→ **Exercise description**:
In all of the records below, switch "slider-knob" to "slider-thumb" and reproduce every line with nothing else altered.

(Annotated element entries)

+--

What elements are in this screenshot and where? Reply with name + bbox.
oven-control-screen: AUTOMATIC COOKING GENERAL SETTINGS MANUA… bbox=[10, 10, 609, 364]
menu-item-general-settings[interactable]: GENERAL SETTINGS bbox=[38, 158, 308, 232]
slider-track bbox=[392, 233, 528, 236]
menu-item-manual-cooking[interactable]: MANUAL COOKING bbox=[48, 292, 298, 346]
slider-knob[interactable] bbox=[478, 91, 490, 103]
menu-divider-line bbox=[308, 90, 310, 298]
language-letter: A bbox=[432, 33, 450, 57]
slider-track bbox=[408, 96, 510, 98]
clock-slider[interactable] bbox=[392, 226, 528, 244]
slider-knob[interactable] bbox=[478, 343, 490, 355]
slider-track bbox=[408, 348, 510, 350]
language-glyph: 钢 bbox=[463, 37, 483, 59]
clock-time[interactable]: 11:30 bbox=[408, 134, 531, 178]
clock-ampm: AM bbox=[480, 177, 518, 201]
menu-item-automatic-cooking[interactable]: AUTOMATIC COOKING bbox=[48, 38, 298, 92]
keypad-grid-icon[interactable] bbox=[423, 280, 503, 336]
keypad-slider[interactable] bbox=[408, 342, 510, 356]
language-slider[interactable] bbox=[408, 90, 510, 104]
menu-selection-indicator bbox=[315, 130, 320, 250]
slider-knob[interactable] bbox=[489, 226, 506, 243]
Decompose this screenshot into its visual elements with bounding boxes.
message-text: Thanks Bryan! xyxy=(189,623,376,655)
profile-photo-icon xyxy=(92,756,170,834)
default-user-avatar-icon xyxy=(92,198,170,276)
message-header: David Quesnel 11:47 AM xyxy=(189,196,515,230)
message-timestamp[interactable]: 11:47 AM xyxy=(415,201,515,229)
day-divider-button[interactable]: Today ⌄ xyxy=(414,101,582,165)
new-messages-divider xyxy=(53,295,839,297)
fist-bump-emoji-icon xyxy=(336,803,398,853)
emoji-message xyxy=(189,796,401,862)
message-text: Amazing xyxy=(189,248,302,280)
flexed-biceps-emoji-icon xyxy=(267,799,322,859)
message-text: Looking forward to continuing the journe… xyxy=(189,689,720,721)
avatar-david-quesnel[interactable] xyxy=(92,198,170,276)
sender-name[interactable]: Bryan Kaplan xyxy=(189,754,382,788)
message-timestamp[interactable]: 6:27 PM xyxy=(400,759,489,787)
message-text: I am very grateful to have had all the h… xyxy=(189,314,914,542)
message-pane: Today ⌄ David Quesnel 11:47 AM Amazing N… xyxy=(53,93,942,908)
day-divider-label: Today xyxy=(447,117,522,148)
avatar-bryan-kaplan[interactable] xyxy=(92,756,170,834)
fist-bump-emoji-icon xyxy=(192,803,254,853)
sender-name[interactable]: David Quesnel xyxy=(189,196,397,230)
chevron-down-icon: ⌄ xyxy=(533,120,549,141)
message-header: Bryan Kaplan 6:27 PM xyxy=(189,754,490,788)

+--

→ **Reply**:
What elements are in this screenshot and where? Reply with name + bbox.
oven-control-screen: AUTOMATIC COOKING GENERAL SETTINGS MANUA… bbox=[10, 10, 609, 364]
menu-item-general-settings[interactable]: GENERAL SETTINGS bbox=[38, 158, 308, 232]
slider-track bbox=[392, 233, 528, 236]
menu-item-manual-cooking[interactable]: MANUAL COOKING bbox=[48, 292, 298, 346]
slider-thumb[interactable] bbox=[478, 91, 490, 103]
menu-divider-line bbox=[308, 90, 310, 298]
language-letter: A bbox=[432, 33, 450, 57]
slider-track bbox=[408, 96, 510, 98]
clock-slider[interactable] bbox=[392, 226, 528, 244]
slider-thumb[interactable] bbox=[478, 343, 490, 355]
slider-track bbox=[408, 348, 510, 350]
language-glyph: 钢 bbox=[463, 37, 483, 59]
clock-time[interactable]: 11:30 bbox=[408, 134, 531, 178]
clock-ampm: AM bbox=[480, 177, 518, 201]
menu-item-automatic-cooking[interactable]: AUTOMATIC COOKING bbox=[48, 38, 298, 92]
keypad-grid-icon[interactable] bbox=[423, 280, 503, 336]
keypad-slider[interactable] bbox=[408, 342, 510, 356]
language-slider[interactable] bbox=[408, 90, 510, 104]
menu-selection-indicator bbox=[315, 130, 320, 250]
slider-thumb[interactable] bbox=[489, 226, 506, 243]
Decompose this screenshot into its visual elements with bounding boxes.
message-text: Thanks Bryan! xyxy=(189,623,376,655)
profile-photo-icon xyxy=(92,756,170,834)
default-user-avatar-icon xyxy=(92,198,170,276)
message-header: David Quesnel 11:47 AM xyxy=(189,196,515,230)
message-timestamp[interactable]: 11:47 AM xyxy=(415,201,515,229)
day-divider-button[interactable]: Today ⌄ xyxy=(414,101,582,165)
new-messages-divider xyxy=(53,295,839,297)
fist-bump-emoji-icon xyxy=(336,803,398,853)
emoji-message xyxy=(189,796,401,862)
message-text: Amazing xyxy=(189,248,302,280)
flexed-biceps-emoji-icon xyxy=(267,799,322,859)
message-text: Looking forward to continuing the journe… xyxy=(189,689,720,721)
avatar-david-quesnel[interactable] xyxy=(92,198,170,276)
sender-name[interactable]: Bryan Kaplan xyxy=(189,754,382,788)
message-timestamp[interactable]: 6:27 PM xyxy=(400,759,489,787)
message-text: I am very grateful to have had all the h… xyxy=(189,314,914,542)
message-pane: Today ⌄ David Quesnel 11:47 AM Amazing N… xyxy=(53,93,942,908)
day-divider-label: Today xyxy=(447,117,522,148)
avatar-bryan-kaplan[interactable] xyxy=(92,756,170,834)
fist-bump-emoji-icon xyxy=(192,803,254,853)
sender-name[interactable]: David Quesnel xyxy=(189,196,397,230)
chevron-down-icon: ⌄ xyxy=(533,120,549,141)
message-header: Bryan Kaplan 6:27 PM xyxy=(189,754,490,788)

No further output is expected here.